• [THE PROBLEM] Please copy all the lines that follow, word for word.

• [RECORD EXCERPTS]
----

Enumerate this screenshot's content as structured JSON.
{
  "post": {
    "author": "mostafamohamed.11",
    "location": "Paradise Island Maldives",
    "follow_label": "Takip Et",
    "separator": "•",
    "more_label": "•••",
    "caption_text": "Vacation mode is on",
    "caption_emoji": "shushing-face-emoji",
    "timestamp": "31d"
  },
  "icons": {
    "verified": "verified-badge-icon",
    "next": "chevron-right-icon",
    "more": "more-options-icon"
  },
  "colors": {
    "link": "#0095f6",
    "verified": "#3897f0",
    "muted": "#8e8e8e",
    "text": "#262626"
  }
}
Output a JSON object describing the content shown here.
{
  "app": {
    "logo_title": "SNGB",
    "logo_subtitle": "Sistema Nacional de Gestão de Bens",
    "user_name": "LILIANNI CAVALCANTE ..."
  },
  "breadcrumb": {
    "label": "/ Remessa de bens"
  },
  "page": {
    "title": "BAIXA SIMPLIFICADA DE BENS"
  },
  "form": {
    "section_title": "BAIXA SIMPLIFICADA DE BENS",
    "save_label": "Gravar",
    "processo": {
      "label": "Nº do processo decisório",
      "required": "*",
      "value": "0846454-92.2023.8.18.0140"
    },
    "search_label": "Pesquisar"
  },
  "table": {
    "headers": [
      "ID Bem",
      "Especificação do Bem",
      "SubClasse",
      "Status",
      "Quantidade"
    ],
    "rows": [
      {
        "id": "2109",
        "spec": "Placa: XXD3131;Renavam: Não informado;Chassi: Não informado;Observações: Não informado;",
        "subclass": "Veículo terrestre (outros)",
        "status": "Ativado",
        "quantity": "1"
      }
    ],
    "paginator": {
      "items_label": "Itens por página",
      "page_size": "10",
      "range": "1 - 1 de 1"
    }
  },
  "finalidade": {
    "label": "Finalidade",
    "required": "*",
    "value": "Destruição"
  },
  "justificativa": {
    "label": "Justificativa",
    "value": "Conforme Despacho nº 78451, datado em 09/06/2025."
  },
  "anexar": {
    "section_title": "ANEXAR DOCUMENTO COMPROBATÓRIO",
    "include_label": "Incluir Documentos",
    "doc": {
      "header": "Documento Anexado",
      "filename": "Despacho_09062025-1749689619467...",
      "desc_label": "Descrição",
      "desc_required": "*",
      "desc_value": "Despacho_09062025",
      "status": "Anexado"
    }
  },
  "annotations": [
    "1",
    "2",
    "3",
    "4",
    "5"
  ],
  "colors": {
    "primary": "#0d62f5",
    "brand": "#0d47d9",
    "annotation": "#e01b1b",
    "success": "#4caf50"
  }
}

----

• [WRITTEN ANSWER]
Enumerate this screenshot's content as structured JSON.
{
  "post": {
    "author": "mostafamohamed.11",
    "location": "Paradise Island Maldives",
    "follow_label": "Takip Et",
    "separator": "•",
    "more_label": "•••",
    "caption_text": "Vacation mode is on",
    "caption_emoji": "shushing-face-emoji",
    "timestamp": "31d"
  },
  "icons": {
    "verified": "verified-badge-icon",
    "next": "chevron-right-icon",
    "more": "more-options-icon"
  },
  "colors": {
    "link": "#0095f6",
    "verified": "#3897f0",
    "muted": "#8e8e8e",
    "text": "#262626"
  }
}
Output a JSON object describing the content shown here.
{
  "app": {
    "logo_title": "SNGB",
    "logo_subtitle": "Sistema Nacional de Gestão de Bens",
    "user_name": "LILIANNI CAVALCANTE ..."
  },
  "breadcrumb": {
    "label": "/ Remessa de bens"
  },
  "page": {
    "title": "BAIXA SIMPLIFICADA DE BENS"
  },
  "form": {
    "section_title": "BAIXA SIMPLIFICADA DE BENS",
    "save_label": "Gravar",
    "processo": {
      "label": "Nº do processo decisório",
      "required": "*",
      "value": "0846454-92.2023.8.18.0140"
    },
    "search_label": "Pesquisar"
  },
  "table": {
    "headers": [
      "ID Bem",
      "Especificação do Bem",
      "SubClasse",
      "Status",
      "Quantidade"
    ],
    "rows": [
      {
        "id": "2109",
        "spec": "Placa: XXD3131;Renavam: Não informado;Chassi: Não informado;Observações: Não informado;",
        "subclass": "Veículo terrestre (outros)",
        "status": "Ativado",
        "quantity": "1"
      }
    ],
    "paginator": {
      "items_label": "Itens por página",
      "page_size": "10",
      "range": "1 - 1 de 1"
    }
  },
  "finalidade": {
    "label": "Finalidade",
    "required": "*",
    "value": "Destruição"
  },
  "justificativa": {
    "label": "Justificativa",
    "value": "Conforme Despacho nº 78451, datado em 09/06/2025."
  },
  "anexar": {
    "section_title": "ANEXAR DOCUMENTO COMPROBATÓRIO",
    "include_label": "Incluir Documentos",
    "doc": {
      "header": "Documento Anexado",
      "filename": "Despacho_09062025-1749689619467...",
      "desc_label": "Descrição",
      "desc_required": "*",
      "desc_value": "Despacho_09062025",
      "status": "Anexado"
    }
  },
  "annotations": [
    "1",
    "2",
    "3",
    "4",
    "5"
  ],
  "colors": {
    "primary": "#0d62f5",
    "brand": "#0d47d9",
    "annotation": "#e01b1b",
    "success": "#4caf50"
  }
}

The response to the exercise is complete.